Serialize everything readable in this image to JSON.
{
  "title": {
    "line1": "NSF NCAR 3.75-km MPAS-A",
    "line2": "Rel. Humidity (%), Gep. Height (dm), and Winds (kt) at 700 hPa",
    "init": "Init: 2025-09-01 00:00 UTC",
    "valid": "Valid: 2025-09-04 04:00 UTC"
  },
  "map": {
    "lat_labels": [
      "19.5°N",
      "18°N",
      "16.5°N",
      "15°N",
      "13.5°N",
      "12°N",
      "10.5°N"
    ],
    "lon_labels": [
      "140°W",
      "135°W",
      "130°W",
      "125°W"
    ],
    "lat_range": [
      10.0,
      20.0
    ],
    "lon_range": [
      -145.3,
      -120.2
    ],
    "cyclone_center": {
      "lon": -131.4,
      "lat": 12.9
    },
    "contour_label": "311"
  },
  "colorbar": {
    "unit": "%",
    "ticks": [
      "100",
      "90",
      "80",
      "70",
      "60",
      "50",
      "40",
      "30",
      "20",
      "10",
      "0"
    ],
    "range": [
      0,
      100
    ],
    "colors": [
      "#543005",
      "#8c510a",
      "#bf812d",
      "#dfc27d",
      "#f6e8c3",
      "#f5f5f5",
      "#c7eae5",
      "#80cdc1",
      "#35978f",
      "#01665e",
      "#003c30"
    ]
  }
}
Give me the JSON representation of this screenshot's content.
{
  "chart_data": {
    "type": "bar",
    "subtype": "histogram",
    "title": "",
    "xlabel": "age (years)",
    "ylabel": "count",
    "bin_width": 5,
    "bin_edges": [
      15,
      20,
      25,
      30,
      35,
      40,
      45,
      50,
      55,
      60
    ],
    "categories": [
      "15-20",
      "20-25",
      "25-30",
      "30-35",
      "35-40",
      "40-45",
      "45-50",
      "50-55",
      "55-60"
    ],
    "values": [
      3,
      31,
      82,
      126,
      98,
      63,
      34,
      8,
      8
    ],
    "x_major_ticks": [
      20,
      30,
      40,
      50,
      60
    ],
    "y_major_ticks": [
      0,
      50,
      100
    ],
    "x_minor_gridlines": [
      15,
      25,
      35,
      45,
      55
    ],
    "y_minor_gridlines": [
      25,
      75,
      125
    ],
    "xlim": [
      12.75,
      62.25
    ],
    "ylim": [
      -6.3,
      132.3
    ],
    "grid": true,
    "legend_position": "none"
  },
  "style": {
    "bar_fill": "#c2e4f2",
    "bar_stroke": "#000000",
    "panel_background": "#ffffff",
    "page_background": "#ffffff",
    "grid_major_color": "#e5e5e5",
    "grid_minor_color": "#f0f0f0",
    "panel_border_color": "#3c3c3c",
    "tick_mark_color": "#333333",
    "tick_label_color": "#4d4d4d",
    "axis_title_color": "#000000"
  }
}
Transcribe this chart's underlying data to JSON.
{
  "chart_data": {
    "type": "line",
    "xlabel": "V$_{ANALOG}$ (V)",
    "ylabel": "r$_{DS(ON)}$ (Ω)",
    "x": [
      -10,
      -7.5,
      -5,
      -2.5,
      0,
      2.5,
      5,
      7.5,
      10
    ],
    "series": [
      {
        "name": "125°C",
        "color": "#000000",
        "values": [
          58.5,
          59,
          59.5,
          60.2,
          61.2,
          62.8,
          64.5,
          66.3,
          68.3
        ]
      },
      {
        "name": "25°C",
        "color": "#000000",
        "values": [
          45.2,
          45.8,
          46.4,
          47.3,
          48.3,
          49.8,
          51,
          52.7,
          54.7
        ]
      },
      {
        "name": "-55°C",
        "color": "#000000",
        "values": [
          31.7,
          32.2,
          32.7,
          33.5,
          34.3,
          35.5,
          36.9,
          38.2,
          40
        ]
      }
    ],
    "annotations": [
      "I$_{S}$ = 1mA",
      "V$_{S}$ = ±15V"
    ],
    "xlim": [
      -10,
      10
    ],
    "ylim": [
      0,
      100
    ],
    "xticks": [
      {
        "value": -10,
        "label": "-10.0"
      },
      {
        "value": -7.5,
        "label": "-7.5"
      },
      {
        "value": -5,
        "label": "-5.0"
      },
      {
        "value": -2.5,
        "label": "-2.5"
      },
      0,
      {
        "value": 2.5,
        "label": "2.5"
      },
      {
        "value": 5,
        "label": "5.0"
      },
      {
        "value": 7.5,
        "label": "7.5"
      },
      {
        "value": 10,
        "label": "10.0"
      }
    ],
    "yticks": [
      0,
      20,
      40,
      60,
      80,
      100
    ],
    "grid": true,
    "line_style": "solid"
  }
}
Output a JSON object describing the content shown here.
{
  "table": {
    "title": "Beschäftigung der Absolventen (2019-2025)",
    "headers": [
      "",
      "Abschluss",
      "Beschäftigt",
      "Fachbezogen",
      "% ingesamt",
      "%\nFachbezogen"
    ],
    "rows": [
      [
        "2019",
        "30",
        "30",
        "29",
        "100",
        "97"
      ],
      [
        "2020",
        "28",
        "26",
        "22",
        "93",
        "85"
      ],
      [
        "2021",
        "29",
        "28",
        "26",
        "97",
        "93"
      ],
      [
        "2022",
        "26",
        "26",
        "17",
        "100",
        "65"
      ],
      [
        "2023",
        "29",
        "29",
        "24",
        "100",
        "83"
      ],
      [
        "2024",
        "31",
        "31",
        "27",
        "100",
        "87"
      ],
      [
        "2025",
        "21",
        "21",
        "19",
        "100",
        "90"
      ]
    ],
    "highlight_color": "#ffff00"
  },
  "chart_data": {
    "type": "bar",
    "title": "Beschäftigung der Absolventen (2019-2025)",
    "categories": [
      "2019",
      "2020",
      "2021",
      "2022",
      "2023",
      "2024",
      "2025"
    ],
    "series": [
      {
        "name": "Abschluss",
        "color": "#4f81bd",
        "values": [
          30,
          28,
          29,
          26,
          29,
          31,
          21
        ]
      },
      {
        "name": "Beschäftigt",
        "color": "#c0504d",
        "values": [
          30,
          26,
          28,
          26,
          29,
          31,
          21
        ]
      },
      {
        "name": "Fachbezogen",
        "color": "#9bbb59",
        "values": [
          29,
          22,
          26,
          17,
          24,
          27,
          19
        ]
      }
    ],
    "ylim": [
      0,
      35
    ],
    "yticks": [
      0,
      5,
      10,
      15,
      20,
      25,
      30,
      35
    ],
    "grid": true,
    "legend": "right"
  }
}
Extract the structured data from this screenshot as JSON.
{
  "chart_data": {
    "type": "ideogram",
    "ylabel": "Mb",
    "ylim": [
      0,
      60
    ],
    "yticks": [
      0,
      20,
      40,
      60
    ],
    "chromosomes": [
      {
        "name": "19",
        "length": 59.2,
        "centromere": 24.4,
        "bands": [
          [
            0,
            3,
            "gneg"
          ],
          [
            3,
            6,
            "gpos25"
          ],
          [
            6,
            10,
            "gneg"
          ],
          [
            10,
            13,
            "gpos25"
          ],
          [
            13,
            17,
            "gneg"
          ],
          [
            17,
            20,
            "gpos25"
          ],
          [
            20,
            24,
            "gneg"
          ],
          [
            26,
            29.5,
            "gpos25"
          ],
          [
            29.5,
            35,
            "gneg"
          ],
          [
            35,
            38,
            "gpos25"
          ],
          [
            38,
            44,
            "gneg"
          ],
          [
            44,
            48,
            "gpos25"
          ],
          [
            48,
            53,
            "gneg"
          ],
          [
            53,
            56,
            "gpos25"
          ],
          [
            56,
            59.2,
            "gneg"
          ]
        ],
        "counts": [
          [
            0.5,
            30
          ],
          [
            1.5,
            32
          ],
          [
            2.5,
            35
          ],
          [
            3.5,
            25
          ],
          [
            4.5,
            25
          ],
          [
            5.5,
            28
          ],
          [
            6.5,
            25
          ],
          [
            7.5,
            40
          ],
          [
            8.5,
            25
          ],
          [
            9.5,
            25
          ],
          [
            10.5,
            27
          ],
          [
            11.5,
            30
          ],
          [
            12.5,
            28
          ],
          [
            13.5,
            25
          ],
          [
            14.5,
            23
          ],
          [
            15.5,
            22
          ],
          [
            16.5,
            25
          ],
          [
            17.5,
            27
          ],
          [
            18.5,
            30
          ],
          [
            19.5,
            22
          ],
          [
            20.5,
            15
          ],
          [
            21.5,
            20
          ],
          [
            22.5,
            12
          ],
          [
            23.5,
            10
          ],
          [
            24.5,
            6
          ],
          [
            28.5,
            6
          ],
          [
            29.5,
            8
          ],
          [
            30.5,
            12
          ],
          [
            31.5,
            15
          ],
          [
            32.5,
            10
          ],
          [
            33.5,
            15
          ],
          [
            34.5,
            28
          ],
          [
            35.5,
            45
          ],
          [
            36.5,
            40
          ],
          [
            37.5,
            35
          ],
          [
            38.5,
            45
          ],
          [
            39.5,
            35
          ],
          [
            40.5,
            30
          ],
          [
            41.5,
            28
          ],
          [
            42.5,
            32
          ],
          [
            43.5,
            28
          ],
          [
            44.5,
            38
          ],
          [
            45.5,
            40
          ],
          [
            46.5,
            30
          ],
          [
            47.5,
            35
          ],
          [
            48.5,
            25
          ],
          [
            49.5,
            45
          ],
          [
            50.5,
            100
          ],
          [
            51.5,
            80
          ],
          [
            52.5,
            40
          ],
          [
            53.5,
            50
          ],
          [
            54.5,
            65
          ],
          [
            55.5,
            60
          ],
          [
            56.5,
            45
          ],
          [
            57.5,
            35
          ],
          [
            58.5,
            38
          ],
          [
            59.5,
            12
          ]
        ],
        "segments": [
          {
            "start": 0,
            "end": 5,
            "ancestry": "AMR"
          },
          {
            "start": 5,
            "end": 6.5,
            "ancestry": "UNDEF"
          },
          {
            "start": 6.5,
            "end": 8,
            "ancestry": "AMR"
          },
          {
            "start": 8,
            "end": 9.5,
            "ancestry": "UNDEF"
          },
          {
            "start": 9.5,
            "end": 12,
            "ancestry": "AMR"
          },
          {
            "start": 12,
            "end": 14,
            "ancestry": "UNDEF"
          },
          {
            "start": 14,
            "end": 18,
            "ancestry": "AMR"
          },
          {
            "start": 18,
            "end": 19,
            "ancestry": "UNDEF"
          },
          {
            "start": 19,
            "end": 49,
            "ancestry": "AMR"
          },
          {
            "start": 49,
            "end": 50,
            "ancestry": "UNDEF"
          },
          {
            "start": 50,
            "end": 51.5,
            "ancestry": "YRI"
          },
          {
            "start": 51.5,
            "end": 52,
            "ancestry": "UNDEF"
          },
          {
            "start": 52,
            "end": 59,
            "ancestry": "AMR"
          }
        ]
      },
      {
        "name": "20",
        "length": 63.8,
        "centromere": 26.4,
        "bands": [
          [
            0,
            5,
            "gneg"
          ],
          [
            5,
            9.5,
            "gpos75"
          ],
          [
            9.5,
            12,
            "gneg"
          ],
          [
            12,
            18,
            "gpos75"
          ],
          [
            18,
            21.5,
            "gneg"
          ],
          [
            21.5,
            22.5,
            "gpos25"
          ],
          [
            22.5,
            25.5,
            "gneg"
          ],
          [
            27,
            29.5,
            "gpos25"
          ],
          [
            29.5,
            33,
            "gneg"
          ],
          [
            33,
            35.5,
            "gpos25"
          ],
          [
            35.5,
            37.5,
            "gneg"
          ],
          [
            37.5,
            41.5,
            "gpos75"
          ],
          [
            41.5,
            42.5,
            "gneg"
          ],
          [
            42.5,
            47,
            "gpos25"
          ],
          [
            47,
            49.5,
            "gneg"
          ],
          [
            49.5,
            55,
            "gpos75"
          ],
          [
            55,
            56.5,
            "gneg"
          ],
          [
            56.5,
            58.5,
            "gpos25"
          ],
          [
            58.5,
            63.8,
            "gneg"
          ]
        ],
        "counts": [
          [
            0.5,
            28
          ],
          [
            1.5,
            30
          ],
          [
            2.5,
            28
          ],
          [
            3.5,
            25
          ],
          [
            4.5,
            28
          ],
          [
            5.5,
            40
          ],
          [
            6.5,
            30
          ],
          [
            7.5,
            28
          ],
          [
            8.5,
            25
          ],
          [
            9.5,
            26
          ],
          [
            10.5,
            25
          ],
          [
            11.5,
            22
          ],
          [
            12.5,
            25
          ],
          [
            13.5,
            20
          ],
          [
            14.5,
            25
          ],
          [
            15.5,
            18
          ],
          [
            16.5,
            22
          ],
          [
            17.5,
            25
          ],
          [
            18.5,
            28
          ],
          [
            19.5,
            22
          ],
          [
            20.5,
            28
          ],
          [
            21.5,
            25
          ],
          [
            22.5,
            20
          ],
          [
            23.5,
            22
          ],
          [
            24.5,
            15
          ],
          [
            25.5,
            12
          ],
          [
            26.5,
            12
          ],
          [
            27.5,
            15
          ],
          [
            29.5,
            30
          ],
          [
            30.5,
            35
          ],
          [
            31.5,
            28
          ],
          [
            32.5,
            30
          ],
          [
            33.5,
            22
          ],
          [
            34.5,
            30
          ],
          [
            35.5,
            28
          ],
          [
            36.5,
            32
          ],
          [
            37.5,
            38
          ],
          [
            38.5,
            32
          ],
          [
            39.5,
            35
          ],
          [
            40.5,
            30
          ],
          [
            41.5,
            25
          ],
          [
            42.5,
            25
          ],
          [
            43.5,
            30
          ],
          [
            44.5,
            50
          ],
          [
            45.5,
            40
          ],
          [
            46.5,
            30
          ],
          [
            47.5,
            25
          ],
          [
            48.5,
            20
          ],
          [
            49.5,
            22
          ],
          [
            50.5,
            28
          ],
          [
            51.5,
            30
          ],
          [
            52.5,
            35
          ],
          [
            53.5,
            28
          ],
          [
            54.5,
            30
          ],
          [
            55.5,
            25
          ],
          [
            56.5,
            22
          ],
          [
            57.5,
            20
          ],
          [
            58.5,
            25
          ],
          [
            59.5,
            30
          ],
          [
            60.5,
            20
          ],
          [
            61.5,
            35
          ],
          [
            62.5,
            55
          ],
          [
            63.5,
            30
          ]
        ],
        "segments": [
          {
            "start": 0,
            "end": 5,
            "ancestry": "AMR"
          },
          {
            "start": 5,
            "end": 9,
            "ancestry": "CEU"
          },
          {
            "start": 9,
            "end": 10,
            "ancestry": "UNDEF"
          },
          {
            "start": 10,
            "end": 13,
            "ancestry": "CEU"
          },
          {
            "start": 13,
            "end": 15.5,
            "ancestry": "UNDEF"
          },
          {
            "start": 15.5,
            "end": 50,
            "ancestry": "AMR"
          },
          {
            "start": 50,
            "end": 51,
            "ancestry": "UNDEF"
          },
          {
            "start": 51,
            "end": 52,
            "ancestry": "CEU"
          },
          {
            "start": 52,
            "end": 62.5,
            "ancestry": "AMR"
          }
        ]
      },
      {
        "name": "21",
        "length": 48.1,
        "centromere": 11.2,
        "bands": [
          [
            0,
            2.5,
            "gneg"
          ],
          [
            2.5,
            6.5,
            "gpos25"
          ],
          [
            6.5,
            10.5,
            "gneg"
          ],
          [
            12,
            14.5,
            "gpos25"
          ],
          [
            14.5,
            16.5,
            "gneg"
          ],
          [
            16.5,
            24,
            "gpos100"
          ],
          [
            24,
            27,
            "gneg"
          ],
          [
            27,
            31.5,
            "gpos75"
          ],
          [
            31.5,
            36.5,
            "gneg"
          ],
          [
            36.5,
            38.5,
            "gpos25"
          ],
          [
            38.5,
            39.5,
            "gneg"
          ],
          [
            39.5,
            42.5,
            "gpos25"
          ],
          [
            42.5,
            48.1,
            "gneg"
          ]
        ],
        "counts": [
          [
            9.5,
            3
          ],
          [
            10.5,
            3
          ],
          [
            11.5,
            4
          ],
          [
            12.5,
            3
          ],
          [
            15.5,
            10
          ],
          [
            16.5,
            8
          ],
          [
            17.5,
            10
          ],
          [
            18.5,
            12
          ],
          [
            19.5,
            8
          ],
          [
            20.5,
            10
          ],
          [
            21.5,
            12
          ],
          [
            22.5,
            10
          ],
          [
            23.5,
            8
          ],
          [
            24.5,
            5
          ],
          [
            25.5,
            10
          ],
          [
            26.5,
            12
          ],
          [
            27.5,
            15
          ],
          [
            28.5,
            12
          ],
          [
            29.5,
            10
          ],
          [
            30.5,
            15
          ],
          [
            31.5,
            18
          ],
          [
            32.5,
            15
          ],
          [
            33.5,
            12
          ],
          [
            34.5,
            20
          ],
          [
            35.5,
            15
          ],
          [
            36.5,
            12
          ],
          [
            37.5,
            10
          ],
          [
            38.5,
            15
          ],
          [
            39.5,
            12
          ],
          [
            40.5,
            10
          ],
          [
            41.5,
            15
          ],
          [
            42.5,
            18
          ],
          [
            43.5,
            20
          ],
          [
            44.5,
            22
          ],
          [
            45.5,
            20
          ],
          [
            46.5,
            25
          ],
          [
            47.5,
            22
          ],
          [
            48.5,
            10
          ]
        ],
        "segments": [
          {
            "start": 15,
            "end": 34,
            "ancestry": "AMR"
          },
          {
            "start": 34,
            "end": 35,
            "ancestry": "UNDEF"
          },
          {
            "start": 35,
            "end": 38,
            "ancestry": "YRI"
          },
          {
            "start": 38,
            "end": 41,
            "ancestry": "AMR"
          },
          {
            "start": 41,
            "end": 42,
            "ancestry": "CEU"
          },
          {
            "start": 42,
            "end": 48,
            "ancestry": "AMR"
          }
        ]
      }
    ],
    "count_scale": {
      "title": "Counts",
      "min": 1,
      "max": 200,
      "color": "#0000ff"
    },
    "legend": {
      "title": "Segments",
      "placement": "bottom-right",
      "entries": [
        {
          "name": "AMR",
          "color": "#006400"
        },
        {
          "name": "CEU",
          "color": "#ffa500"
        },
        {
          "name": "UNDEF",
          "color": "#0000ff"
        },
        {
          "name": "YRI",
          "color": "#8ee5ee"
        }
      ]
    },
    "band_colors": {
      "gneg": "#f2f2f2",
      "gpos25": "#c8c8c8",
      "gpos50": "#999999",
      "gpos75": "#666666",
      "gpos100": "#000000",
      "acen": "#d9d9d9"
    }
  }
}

****

TO BE DONE
Show each line holding the word "ffffff".

RESPONSE TO THE TASK
    "panel_background": "#ffffff",
    "page_background": "#ffffff",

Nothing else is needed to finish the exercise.